Reproduce the entries from the line with "refresh-button[interactable] (1052, 13, 1092, 43)" up to and including the line with "value-text: – (16, 713, 24, 729)", keeping every character unchanged.

* _Region boundary data_:
## START

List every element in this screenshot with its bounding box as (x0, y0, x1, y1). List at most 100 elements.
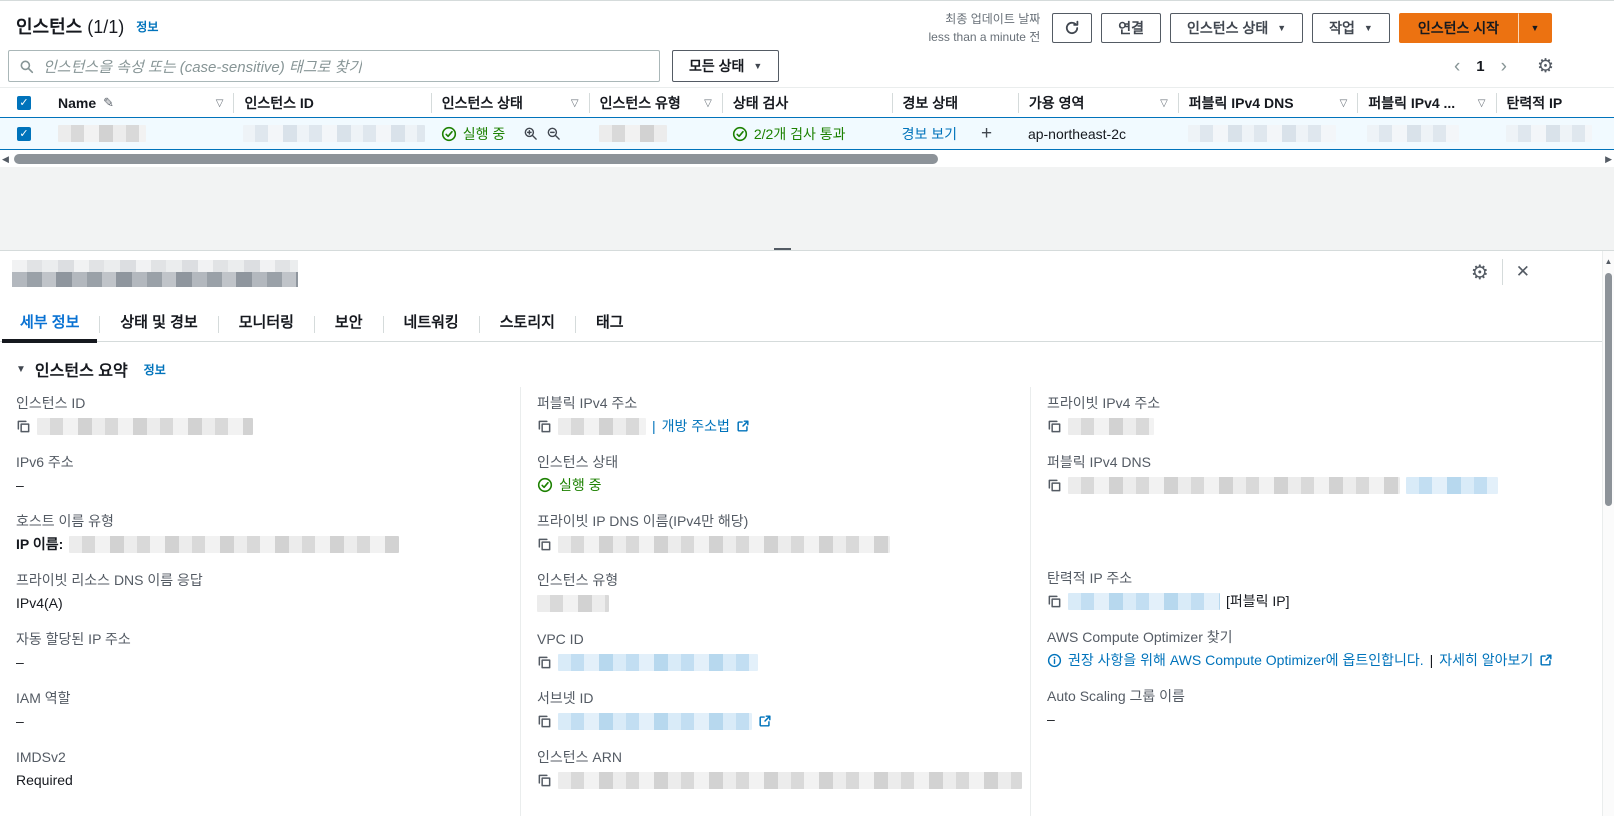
refresh-button[interactable] (1052, 13, 1092, 43)
table-column-header[interactable]: 퍼블릭 IPv4 DNS ▽ (1178, 93, 1358, 113)
state-filter-dropdown[interactable]: 모든 상태 ▼ (672, 50, 779, 82)
summary-info-link[interactable]: 정보 (144, 361, 166, 378)
scroll-left-arrow[interactable]: ◀ (2, 154, 9, 165)
sort-caret-icon[interactable]: ▽ (1160, 98, 1168, 109)
checkbox-checked-icon[interactable]: ✓ (17, 96, 31, 110)
table-column-header[interactable]: 인스턴스 상태▽ (431, 93, 589, 113)
table-settings-gear-icon[interactable]: ⚙ (1537, 55, 1554, 78)
tab-4[interactable]: 보안 (315, 302, 383, 341)
link[interactable]: 자세히 알아보기 (1439, 650, 1533, 670)
field-label: IMDSv2 (16, 747, 500, 767)
instance-count: (1/1) (87, 17, 124, 37)
table-column-header: 탄력적 IP (1496, 93, 1614, 113)
zoom-in-icon[interactable] (523, 126, 538, 141)
copy-icon[interactable] (537, 537, 552, 552)
previous-page-button[interactable]: ‹ (1444, 56, 1470, 78)
connect-button[interactable]: 연결 (1101, 13, 1161, 43)
field-value (537, 769, 1010, 791)
summary-field: 프라이빗 IP DNS 이름(IPv4만 해당) (537, 511, 1010, 555)
next-page-button[interactable]: › (1491, 56, 1517, 78)
column-label: 가용 영역 (1029, 93, 1084, 113)
launch-instance-button[interactable]: 인스턴스 시작 (1399, 13, 1518, 43)
horizontal-scrollbar-thumb[interactable] (14, 154, 938, 164)
redacted-value (537, 595, 609, 612)
value-text: – (16, 713, 24, 729)
vertical-scrollbar-thumb[interactable] (1605, 273, 1612, 506)
external-link-icon[interactable] (736, 419, 750, 433)
field-value (1047, 415, 1582, 437)
table-cell (1357, 125, 1495, 142)
current-page[interactable]: 1 (1470, 58, 1490, 75)
sort-caret-icon[interactable]: ▽ (1478, 98, 1486, 109)
split-gap (0, 167, 1614, 251)
last-updated-value: less than a minute 전 (929, 28, 1041, 46)
copy-icon[interactable] (537, 773, 552, 788)
table-column-header: 상태 검사 (722, 93, 892, 113)
copy-icon[interactable] (1047, 594, 1062, 609)
table-column-header[interactable]: 퍼블릭 IPv4 ...▽ (1357, 93, 1495, 113)
value-prefix: IP 이름: (16, 534, 63, 554)
instance-summary-header[interactable]: ▼ 인스턴스 요약 정보 (16, 357, 166, 381)
instance-state-dropdown[interactable]: 인스턴스 상태 ▼ (1170, 13, 1303, 43)
status-text: 실행 중 (559, 475, 602, 495)
tab-6[interactable]: 스토리지 (480, 302, 575, 341)
tab-5[interactable]: 네트워킹 (384, 302, 479, 341)
add-alarm-plus-icon[interactable]: + (981, 123, 992, 145)
table-select-all-checkbox[interactable]: ✓ (0, 96, 48, 110)
sort-caret-icon[interactable]: ▽ (1340, 98, 1348, 109)
scroll-up-arrow[interactable]: ▲ (1603, 257, 1614, 266)
table-cell (48, 125, 233, 142)
value-text: – (16, 654, 24, 670)
actions-dropdown[interactable]: 작업 ▼ (1312, 13, 1390, 43)
summary-field: 자동 할당된 IP 주소– (16, 629, 500, 673)
column-label: 경보 상태 (903, 93, 958, 113)
summary-field: 호스트 이름 유형 IP 이름: (16, 511, 500, 555)
title-info-link[interactable]: 정보 (136, 20, 158, 34)
details-panel: ⚙ ✕ 세부 정보상태 및 경보모니터링보안네트워킹스토리지태그 ▼ 인스턴스 … (0, 251, 1614, 816)
tab-3[interactable]: 모니터링 (219, 302, 314, 341)
copy-icon[interactable] (537, 655, 552, 670)
table-row[interactable]: ✓실행 중2/2개 검사 통과경보 보기+ap-northeast-2c (0, 117, 1614, 150)
collapse-caret-icon: ▼ (16, 364, 26, 375)
field-label: 호스트 이름 유형 (16, 511, 500, 531)
value-text: – (16, 477, 24, 493)
redacted-value (1406, 477, 1498, 494)
link[interactable]: 권장 사항을 위해 AWS Compute Optimizer에 옵트인합니다. (1068, 650, 1424, 670)
external-link-icon[interactable] (758, 714, 772, 728)
search-input[interactable]: 인스턴스을 속성 또는 (case-sensitive) 태그로 찾기 (8, 50, 660, 82)
column-label-text: 퍼블릭 IPv4 DNS (1189, 93, 1294, 113)
sort-caret-icon[interactable]: ▽ (216, 98, 224, 109)
column-label-text: 상태 검사 (733, 93, 788, 113)
tab-1[interactable]: 세부 정보 (0, 302, 99, 341)
summary-field: 프라이빗 리소스 DNS 이름 응답IPv4(A) (16, 570, 500, 614)
panel-settings-gear-icon[interactable]: ⚙ (1471, 260, 1489, 285)
copy-icon[interactable] (1047, 478, 1062, 493)
launch-instance-caret-button[interactable]: ▼ (1518, 13, 1552, 43)
redacted-value (69, 536, 399, 553)
copy-icon[interactable] (537, 419, 552, 434)
zoom-out-icon[interactable] (546, 126, 561, 141)
tab-2[interactable]: 상태 및 경보 (100, 302, 217, 341)
copy-icon[interactable] (1047, 419, 1062, 434)
redacted-value (1068, 593, 1220, 610)
table-column-header[interactable]: Name✎▽ (48, 93, 233, 113)
view-alarms-link[interactable]: 경보 보기 (902, 124, 957, 144)
tab-7[interactable]: 태그 (576, 302, 644, 341)
external-link-icon[interactable] (1539, 653, 1553, 667)
table-column-header[interactable]: 인스턴스 유형▽ (589, 93, 722, 113)
redacted-value (1068, 477, 1400, 494)
sort-caret-icon[interactable]: ▽ (571, 98, 579, 109)
field-label: 탄력적 IP 주소 (1047, 568, 1582, 588)
panel-actions: ⚙ ✕ (1471, 259, 1530, 285)
field-value: 실행 중 (537, 474, 1010, 496)
scroll-right-arrow[interactable]: ▶ (1605, 154, 1612, 165)
status-ok-icon (732, 126, 748, 142)
link[interactable]: 개방 주소법 (662, 416, 730, 436)
table-column-header[interactable]: 가용 영역 ▽ (1018, 93, 1178, 113)
copy-icon[interactable] (537, 714, 552, 729)
panel-close-icon[interactable]: ✕ (1516, 262, 1530, 282)
panel-actions-divider (1502, 259, 1503, 285)
checkbox-checked-icon[interactable]: ✓ (17, 127, 31, 141)
copy-icon[interactable] (16, 419, 31, 434)
sort-caret-icon[interactable]: ▽ (704, 98, 712, 109)
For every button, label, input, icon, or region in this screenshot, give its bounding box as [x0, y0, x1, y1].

## END

* _FULL OUTPUT_:
refresh-button[interactable] (1052, 13, 1092, 43)
table-column-header[interactable]: 퍼블릭 IPv4 DNS ▽ (1178, 93, 1358, 113)
state-filter-dropdown[interactable]: 모든 상태 ▼ (672, 50, 779, 82)
summary-info-link[interactable]: 정보 (144, 361, 166, 378)
scroll-left-arrow[interactable]: ◀ (2, 154, 9, 165)
sort-caret-icon[interactable]: ▽ (1160, 98, 1168, 109)
checkbox-checked-icon[interactable]: ✓ (17, 96, 31, 110)
table-column-header[interactable]: 인스턴스 상태▽ (431, 93, 589, 113)
table-settings-gear-icon[interactable]: ⚙ (1537, 55, 1554, 78)
tab-4[interactable]: 보안 (315, 302, 383, 341)
link[interactable]: 자세히 알아보기 (1439, 650, 1533, 670)
field-label: IMDSv2 (16, 747, 500, 767)
instance-count: (1/1) (87, 17, 124, 37)
table-column-header: 탄력적 IP (1496, 93, 1614, 113)
zoom-in-icon[interactable] (523, 126, 538, 141)
copy-icon[interactable] (537, 537, 552, 552)
previous-page-button[interactable]: ‹ (1444, 56, 1470, 78)
connect-button[interactable]: 연결 (1101, 13, 1161, 43)
field-value (537, 769, 1010, 791)
summary-field: 프라이빗 IP DNS 이름(IPv4만 해당) (537, 511, 1010, 555)
next-page-button[interactable]: › (1491, 56, 1517, 78)
column-label: 가용 영역 (1029, 93, 1084, 113)
launch-instance-button[interactable]: 인스턴스 시작 (1399, 13, 1518, 43)
horizontal-scrollbar-thumb[interactable] (14, 154, 938, 164)
redacted-value (537, 595, 609, 612)
value-text: – (16, 713, 24, 729)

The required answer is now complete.